> [What is required]:
Copy each line containing the word "кадастровая" from the records that follow, please.

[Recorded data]
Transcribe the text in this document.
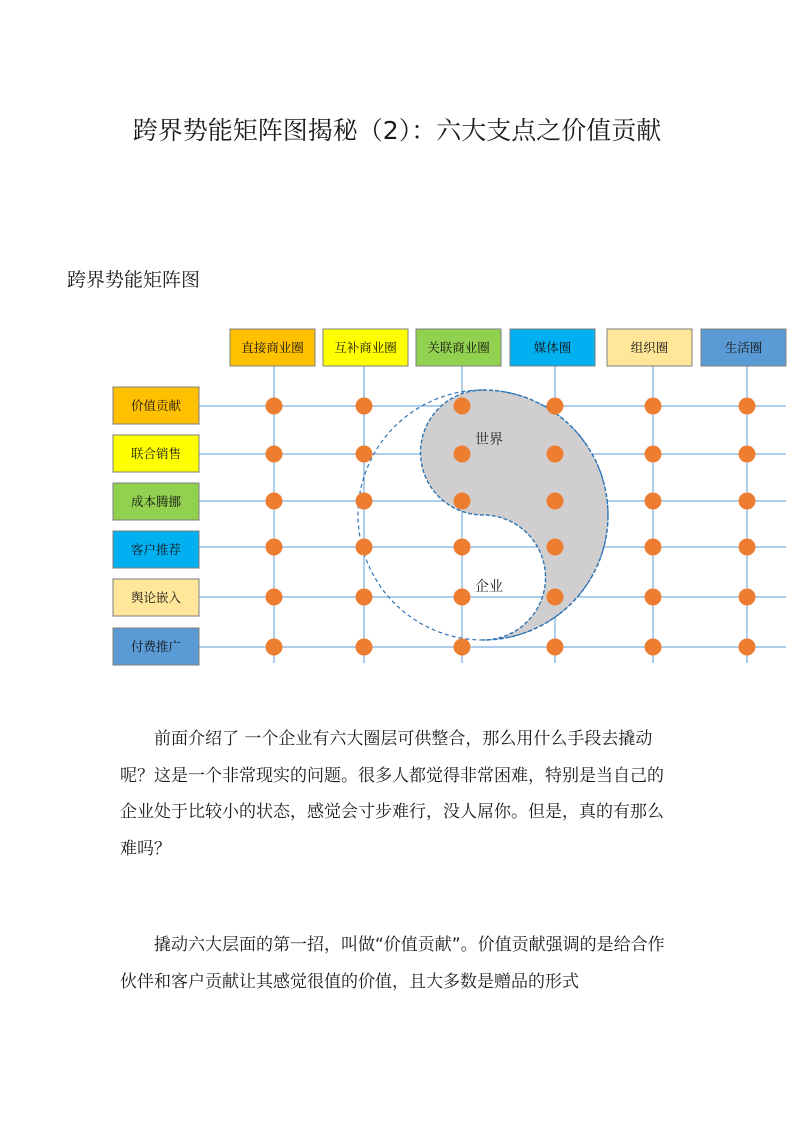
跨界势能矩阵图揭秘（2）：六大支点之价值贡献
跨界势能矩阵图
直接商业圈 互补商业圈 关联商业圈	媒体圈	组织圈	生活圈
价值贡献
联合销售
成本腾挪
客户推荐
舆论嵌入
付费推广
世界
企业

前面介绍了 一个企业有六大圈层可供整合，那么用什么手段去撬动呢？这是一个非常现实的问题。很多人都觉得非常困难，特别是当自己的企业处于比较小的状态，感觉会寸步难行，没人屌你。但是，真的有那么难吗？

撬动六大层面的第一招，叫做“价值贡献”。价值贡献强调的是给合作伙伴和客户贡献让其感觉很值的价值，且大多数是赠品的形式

--

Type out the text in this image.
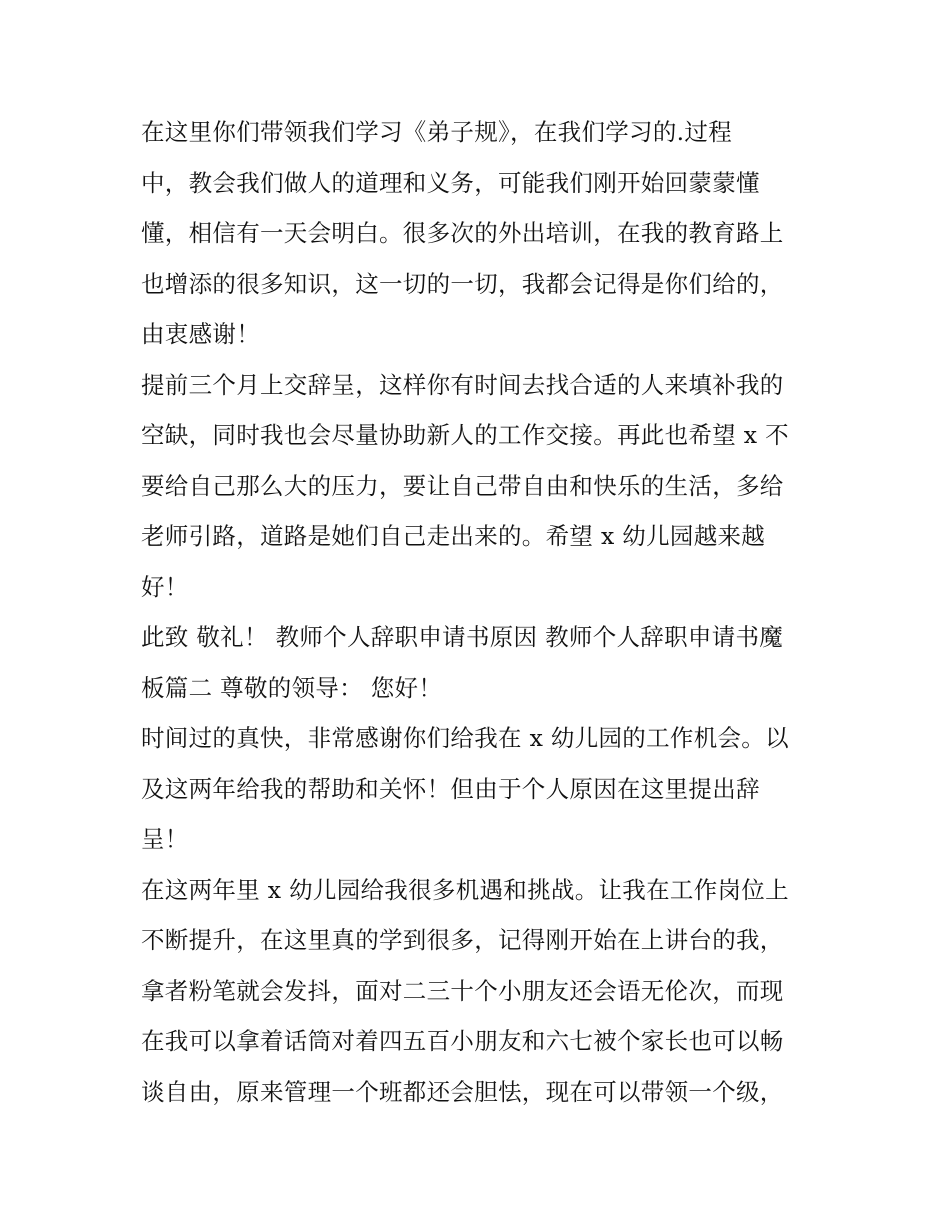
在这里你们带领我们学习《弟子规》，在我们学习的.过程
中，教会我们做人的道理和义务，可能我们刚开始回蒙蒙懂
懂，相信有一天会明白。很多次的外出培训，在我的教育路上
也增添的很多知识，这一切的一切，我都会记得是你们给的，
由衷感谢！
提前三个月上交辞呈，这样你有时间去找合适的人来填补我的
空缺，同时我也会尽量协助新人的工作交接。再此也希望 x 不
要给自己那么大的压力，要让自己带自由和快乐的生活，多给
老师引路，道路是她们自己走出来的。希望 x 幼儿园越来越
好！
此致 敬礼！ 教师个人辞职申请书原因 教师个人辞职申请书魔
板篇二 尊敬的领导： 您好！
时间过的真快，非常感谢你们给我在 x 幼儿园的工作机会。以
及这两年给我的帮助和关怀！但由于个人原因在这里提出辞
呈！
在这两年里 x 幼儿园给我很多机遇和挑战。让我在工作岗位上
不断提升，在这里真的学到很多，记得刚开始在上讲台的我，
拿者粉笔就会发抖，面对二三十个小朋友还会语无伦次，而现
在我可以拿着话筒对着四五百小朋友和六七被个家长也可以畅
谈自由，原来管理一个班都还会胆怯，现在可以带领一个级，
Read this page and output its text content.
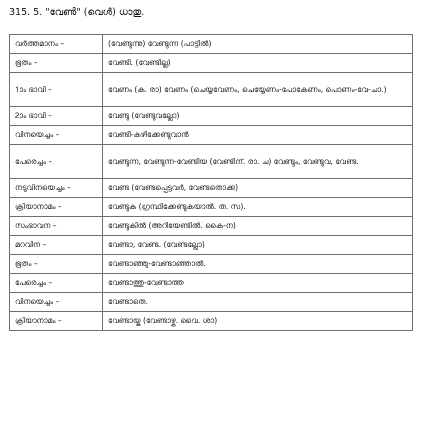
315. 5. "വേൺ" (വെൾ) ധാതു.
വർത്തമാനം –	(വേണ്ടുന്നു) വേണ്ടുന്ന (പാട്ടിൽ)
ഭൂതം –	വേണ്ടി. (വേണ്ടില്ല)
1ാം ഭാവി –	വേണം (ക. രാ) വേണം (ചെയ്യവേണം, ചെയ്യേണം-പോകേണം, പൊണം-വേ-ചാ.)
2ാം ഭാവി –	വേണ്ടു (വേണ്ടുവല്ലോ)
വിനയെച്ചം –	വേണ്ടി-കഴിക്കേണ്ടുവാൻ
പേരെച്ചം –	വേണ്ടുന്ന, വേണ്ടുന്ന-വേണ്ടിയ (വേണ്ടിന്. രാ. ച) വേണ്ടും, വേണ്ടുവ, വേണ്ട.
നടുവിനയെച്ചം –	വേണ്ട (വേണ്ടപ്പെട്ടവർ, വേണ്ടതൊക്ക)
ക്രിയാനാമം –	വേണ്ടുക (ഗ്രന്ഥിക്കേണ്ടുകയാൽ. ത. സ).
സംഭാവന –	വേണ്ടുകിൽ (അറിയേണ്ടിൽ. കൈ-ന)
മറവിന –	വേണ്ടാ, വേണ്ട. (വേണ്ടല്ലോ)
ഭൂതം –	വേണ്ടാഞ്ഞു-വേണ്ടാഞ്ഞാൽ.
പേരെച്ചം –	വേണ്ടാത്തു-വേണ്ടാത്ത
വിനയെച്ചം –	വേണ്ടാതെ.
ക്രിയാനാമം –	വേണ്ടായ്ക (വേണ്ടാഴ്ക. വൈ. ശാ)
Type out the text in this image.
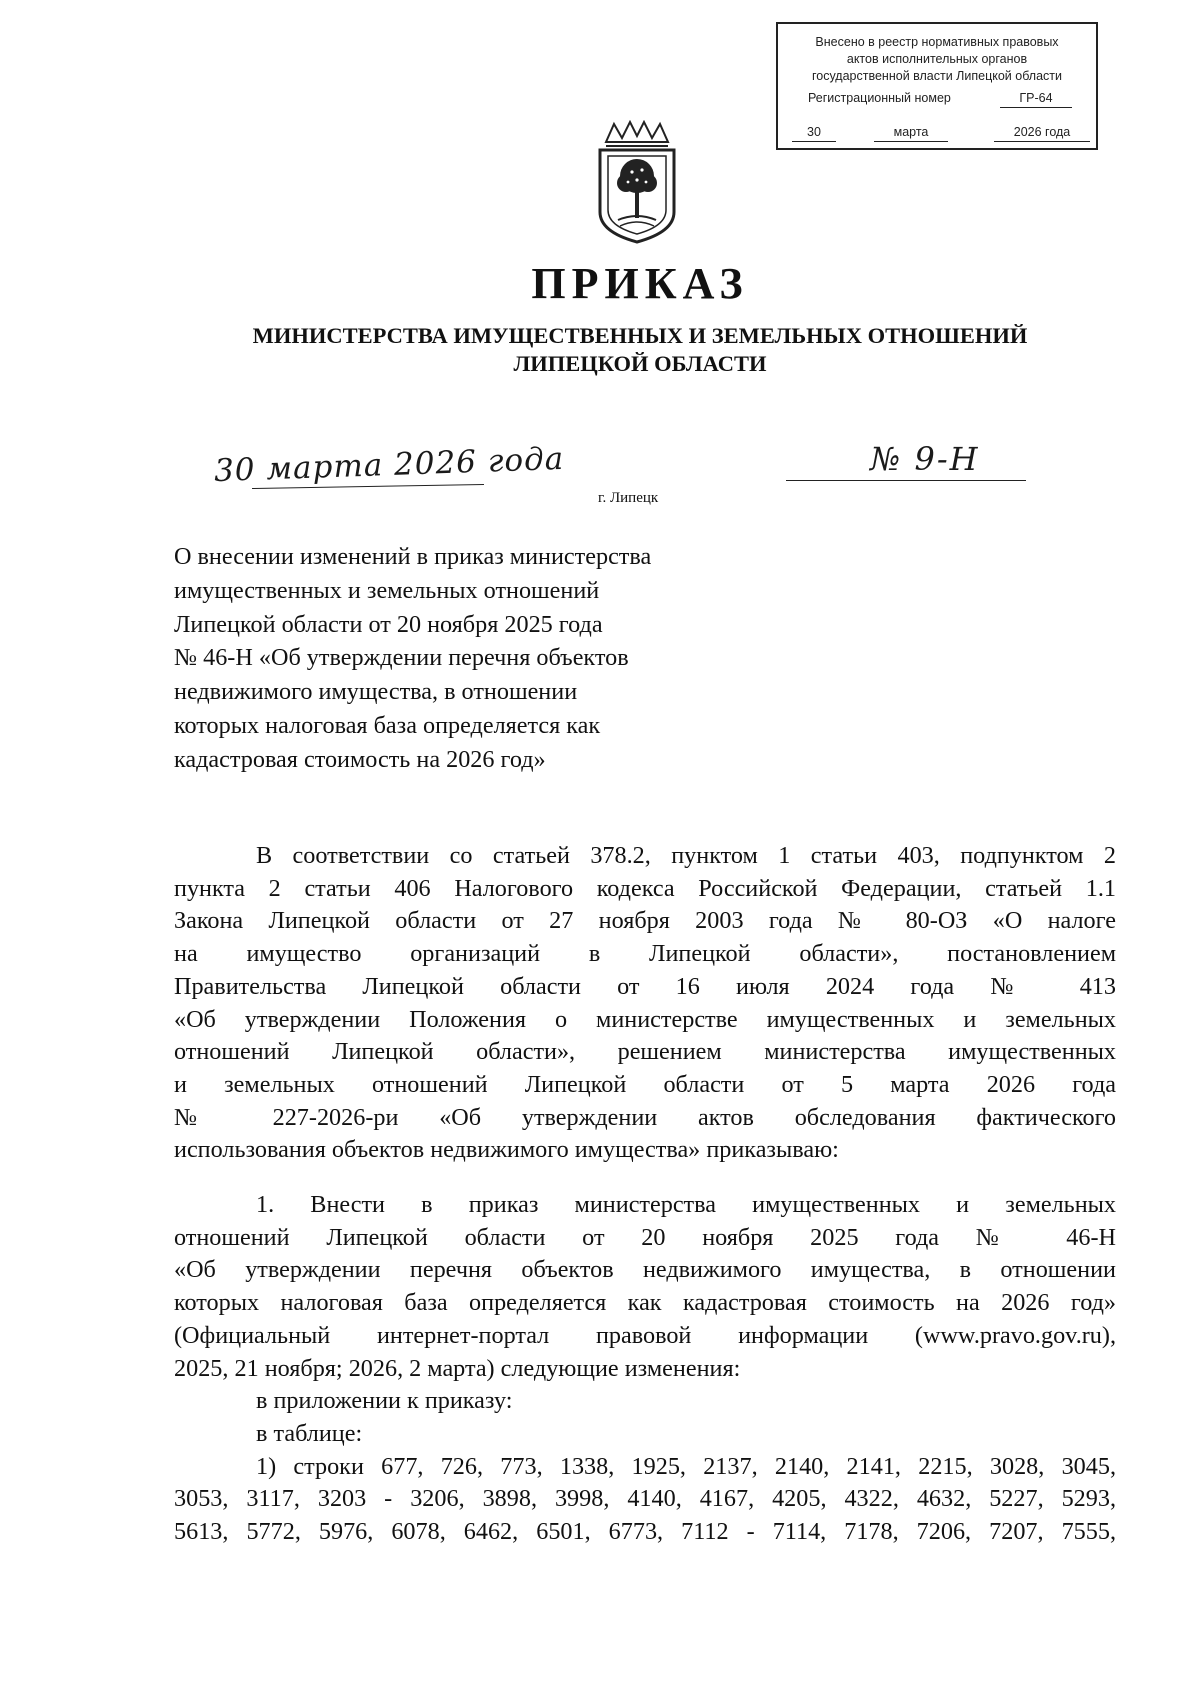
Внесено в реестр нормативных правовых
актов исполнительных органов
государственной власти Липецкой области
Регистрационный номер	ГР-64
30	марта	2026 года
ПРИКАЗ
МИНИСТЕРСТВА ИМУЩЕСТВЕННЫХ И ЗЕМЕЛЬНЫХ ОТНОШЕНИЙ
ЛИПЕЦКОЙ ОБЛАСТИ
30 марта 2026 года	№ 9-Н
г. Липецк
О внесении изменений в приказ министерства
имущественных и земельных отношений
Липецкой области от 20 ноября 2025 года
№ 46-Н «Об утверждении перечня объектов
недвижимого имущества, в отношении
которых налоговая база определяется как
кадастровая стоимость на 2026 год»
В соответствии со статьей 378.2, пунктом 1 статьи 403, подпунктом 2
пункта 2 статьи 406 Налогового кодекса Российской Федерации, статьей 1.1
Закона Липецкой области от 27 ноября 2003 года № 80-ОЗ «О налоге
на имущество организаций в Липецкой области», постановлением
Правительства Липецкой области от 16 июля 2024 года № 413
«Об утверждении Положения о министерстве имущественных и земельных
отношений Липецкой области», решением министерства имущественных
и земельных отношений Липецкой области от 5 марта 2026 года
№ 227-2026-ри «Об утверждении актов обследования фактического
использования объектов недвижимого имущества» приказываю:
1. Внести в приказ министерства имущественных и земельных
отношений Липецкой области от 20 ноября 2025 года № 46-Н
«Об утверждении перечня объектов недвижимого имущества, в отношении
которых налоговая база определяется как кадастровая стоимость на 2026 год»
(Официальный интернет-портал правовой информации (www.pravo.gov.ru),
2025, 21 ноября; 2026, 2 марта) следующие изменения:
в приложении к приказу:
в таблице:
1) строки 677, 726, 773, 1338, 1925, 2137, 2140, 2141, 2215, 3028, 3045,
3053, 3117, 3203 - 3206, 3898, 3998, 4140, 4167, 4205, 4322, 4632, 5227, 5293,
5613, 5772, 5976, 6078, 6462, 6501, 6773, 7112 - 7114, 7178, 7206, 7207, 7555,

> [Problem solution]:
кадастровая стоимость на 2026 год»
которых налоговая база определяется как кадастровая стоимость на 2026 год»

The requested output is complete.